### What to do
Look through the material below. Copy every line with the string "color" in it.
━━━ Data section
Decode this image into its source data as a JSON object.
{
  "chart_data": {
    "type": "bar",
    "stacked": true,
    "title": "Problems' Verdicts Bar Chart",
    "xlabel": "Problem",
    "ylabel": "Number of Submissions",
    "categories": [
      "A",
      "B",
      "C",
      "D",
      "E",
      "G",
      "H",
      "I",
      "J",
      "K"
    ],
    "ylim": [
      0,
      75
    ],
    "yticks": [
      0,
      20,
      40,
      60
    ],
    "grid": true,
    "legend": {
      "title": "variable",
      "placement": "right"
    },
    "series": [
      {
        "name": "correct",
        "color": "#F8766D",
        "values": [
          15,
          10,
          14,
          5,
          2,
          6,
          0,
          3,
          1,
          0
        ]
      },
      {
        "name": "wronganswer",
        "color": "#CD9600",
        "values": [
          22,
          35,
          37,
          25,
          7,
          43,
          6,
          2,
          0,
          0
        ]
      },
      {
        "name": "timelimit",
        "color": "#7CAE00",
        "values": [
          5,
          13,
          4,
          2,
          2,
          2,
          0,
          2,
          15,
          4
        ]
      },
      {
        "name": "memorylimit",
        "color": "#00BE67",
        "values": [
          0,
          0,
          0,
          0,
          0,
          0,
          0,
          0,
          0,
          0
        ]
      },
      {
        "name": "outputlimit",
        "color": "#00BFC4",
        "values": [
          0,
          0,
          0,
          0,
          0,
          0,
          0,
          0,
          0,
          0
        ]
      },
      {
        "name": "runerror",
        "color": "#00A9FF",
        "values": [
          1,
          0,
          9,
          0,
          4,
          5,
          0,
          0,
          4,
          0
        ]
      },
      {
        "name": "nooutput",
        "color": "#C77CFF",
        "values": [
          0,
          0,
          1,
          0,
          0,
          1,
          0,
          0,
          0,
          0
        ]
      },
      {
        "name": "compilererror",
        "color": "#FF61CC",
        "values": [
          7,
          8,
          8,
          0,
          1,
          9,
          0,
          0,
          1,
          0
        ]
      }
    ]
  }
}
━━━━━━
### Result for this task
        "color": "#F8766D",
        "color": "#CD9600",
        "color": "#7CAE00",
        "color": "#00BE67",
        "color": "#00BFC4",
        "color": "#00A9FF",
        "color": "#C77CFF",
        "color": "#FF61CC",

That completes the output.